Collection entries

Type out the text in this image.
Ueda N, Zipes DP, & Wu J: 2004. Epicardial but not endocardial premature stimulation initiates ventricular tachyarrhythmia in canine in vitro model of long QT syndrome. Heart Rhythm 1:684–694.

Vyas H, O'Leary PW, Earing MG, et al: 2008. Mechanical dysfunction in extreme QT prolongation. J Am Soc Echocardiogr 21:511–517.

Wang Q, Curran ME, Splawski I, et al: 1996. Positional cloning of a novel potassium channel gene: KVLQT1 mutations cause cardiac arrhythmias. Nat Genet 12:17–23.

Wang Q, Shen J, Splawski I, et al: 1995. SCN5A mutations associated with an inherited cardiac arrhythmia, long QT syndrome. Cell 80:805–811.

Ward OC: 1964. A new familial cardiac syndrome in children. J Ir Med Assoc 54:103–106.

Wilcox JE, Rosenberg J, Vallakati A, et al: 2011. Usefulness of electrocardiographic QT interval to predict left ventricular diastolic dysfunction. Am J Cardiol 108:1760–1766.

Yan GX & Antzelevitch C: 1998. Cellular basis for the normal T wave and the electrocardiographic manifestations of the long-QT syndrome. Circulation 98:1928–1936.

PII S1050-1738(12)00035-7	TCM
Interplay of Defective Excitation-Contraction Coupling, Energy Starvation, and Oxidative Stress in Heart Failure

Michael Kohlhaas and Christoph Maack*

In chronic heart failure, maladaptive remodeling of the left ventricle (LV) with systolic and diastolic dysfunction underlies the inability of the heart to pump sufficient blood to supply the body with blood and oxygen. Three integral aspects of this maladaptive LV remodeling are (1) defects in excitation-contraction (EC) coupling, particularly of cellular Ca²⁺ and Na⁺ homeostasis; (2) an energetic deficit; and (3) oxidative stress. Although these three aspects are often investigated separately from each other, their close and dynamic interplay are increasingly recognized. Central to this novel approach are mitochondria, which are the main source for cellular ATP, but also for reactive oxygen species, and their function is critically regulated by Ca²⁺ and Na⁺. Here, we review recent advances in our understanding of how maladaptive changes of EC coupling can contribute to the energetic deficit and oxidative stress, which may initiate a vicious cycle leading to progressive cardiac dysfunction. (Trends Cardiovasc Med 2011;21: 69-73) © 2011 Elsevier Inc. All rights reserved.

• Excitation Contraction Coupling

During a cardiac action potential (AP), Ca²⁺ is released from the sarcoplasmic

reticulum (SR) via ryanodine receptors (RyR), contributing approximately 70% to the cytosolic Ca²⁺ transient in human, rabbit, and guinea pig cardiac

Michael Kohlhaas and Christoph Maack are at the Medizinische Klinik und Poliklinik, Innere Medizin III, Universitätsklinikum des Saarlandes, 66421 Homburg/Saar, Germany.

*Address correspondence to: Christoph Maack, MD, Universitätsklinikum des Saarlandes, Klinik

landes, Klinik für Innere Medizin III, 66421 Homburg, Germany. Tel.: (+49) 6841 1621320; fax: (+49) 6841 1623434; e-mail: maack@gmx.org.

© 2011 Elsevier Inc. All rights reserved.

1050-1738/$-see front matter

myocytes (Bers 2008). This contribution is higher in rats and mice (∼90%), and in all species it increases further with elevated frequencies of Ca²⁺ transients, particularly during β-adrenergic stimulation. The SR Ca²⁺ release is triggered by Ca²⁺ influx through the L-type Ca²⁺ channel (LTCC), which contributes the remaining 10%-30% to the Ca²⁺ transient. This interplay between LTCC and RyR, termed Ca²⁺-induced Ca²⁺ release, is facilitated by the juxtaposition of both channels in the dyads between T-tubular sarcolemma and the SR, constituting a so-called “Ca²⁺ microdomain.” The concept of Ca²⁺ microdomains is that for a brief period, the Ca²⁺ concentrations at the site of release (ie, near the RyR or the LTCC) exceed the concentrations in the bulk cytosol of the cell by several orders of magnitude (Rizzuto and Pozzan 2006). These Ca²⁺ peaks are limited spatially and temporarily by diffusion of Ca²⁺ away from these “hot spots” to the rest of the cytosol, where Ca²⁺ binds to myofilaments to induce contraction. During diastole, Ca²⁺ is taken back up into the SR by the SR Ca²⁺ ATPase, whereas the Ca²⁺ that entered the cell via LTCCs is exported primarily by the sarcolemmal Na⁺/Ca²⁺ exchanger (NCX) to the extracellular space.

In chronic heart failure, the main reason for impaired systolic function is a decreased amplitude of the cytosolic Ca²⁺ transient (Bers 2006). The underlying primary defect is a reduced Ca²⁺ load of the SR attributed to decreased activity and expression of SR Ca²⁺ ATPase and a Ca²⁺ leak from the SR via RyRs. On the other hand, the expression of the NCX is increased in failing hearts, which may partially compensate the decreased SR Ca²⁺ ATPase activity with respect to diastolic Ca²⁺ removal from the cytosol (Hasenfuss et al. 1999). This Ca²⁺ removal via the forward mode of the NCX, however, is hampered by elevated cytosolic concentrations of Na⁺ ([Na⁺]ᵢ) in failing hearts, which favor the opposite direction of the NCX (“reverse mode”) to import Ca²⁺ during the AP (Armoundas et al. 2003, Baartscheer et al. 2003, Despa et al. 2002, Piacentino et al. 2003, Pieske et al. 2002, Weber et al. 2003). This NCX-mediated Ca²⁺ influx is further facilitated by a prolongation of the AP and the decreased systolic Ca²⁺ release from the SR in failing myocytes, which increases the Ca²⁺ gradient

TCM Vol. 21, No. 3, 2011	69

Exercise objective >>
Find every line in the records above that holds the word "Saarlandes", and copy each one.

Answer to this problem >>
Michael Kohlhaas and Christoph Maack are at the Medizinische Klinik und Poliklinik, Innere Medizin III, Universitätsklinikum des Saarlandes, 66421 Homburg/Saar, Germany.
*Address correspondence to: Christoph Maack, MD, Universitätsklinikum des Saarlandes, Klinik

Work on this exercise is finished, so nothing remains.